◆ OBJECTIVE ◆
Go through the records and extract every line with the word "kind".

◆ WORKING DATA ◆
Begin

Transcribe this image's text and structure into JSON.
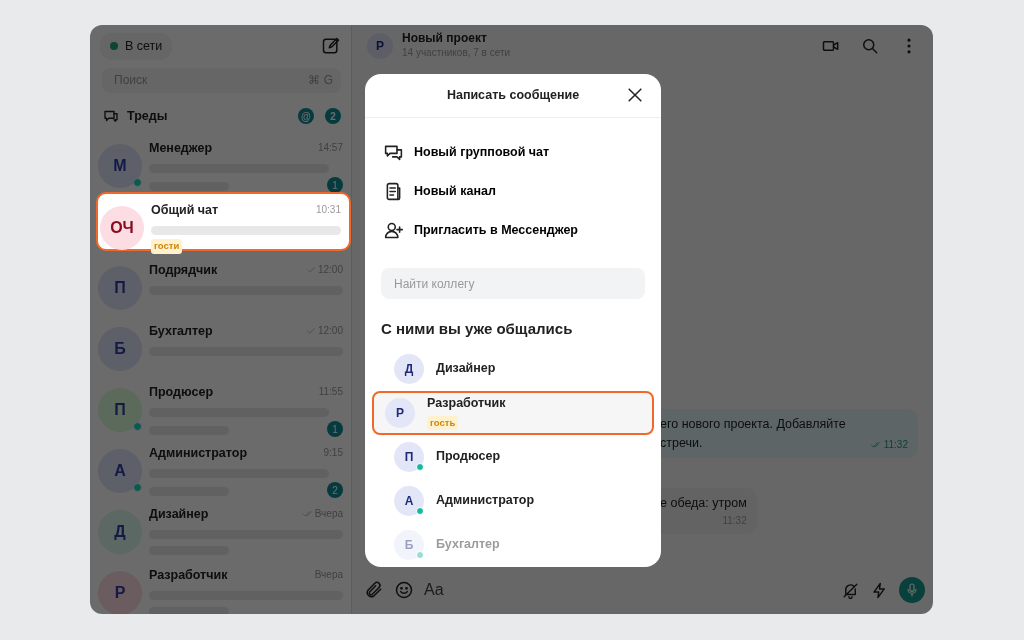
{
  "sidebar": {
    "status": {
      "label": "В сети",
      "online": true
    },
    "search": {
      "placeholder": "Поиск",
      "shortcut": [
        "⌘",
        "G"
      ]
    },
    "threads": {
      "label": "Треды",
      "mention_badge": "@",
      "count_badge": "2"
    },
    "chats": [
      {
        "initials": "М",
        "color": "#5d5f69",
        "name": "Менеджер",
        "time": "14:57",
        "sent": false,
        "read": false,
        "online": true,
        "unread": "1",
        "short_preview": false,
        "highlighted": false
      },
      {
        "initials": "ОЧ",
        "color": "#fcdde3",
        "name": "Общий чат",
        "time": "10:31",
        "sent": false,
        "read": false,
        "online": false,
        "tag": "гости",
        "short_preview": true,
        "highlighted": true
      },
      {
        "initials": "П",
        "color": "#5d5f69",
        "name": "Подрядчик",
        "time": "12:00",
        "sent": true,
        "read": false,
        "online": false,
        "short_preview": true,
        "highlighted": false
      },
      {
        "initials": "Б",
        "color": "#5d5f69",
        "name": "Бухгалтер",
        "time": "12:00",
        "sent": true,
        "read": false,
        "online": false,
        "short_preview": true,
        "highlighted": false
      },
      {
        "initials": "П",
        "color": "#5b6a5a",
        "name": "Продюсер",
        "time": "11:55",
        "sent": false,
        "read": false,
        "online": true,
        "unread": "1",
        "short_preview": false,
        "highlighted": false
      },
      {
        "initials": "А",
        "color": "#5d5f69",
        "name": "Администратор",
        "time": "9:15",
        "sent": false,
        "read": false,
        "online": true,
        "unread": "2",
        "short_preview": false,
        "highlighted": false
      },
      {
        "initials": "Д",
        "color": "#5b6864",
        "name": "Дизайнер",
        "time": "Вчера",
        "sent": true,
        "read": true,
        "online": false,
        "short_preview": false,
        "highlighted": false
      },
      {
        "initials": "Р",
        "color": "#6a5c5f",
        "name": "Разработчик",
        "time": "Вчера",
        "sent": false,
        "read": false,
        "online": false,
        "highlighted": false
      }
    ]
  },
  "chat": {
    "header": {
      "initials": "Р",
      "title": "Новый проект",
      "subtitle": "14 участников, 7 в сети"
    },
    "messages": [
      {
        "kind": "outgoing",
        "lines": [
          "его нового проекта. Добавляйте",
          "стречи."
        ],
        "time": "11:32",
        "read": true
      },
      {
        "kind": "incoming",
        "lines": [
          "е обеда: утром"
        ],
        "time": "11:32",
        "read": false
      }
    ],
    "composer": {
      "format_label": "Aa"
    }
  },
  "modal": {
    "title": "Написать сообщение",
    "actions": [
      {
        "kind": "group-chat",
        "label": "Новый групповой чат"
      },
      {
        "kind": "channel",
        "label": "Новый канал"
      },
      {
        "kind": "invite",
        "label": "Пригласить в Мессенджер"
      }
    ],
    "search": {
      "placeholder": "Найти коллегу"
    },
    "section_title": "С ними вы уже общались",
    "contacts": [
      {
        "initials": "Д",
        "name": "Дизайнер",
        "online": false,
        "highlighted": false,
        "faded": false
      },
      {
        "initials": "Р",
        "name": "Разработчик",
        "tag": "гость",
        "online": false,
        "highlighted": true,
        "faded": false
      },
      {
        "initials": "П",
        "name": "Продюсер",
        "online": true,
        "highlighted": false,
        "faded": false
      },
      {
        "initials": "А",
        "name": "Администратор",
        "online": true,
        "highlighted": false,
        "faded": false
      },
      {
        "initials": "Б",
        "name": "Бухгалтер",
        "online": true,
        "highlighted": false,
        "faded": true
      }
    ]
  }
}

End

◆ TASK RESULT ◆
        "kind": "outgoing",
        "kind": "incoming",
        "kind": "group-chat",
        "kind": "channel",
        "kind": "invite",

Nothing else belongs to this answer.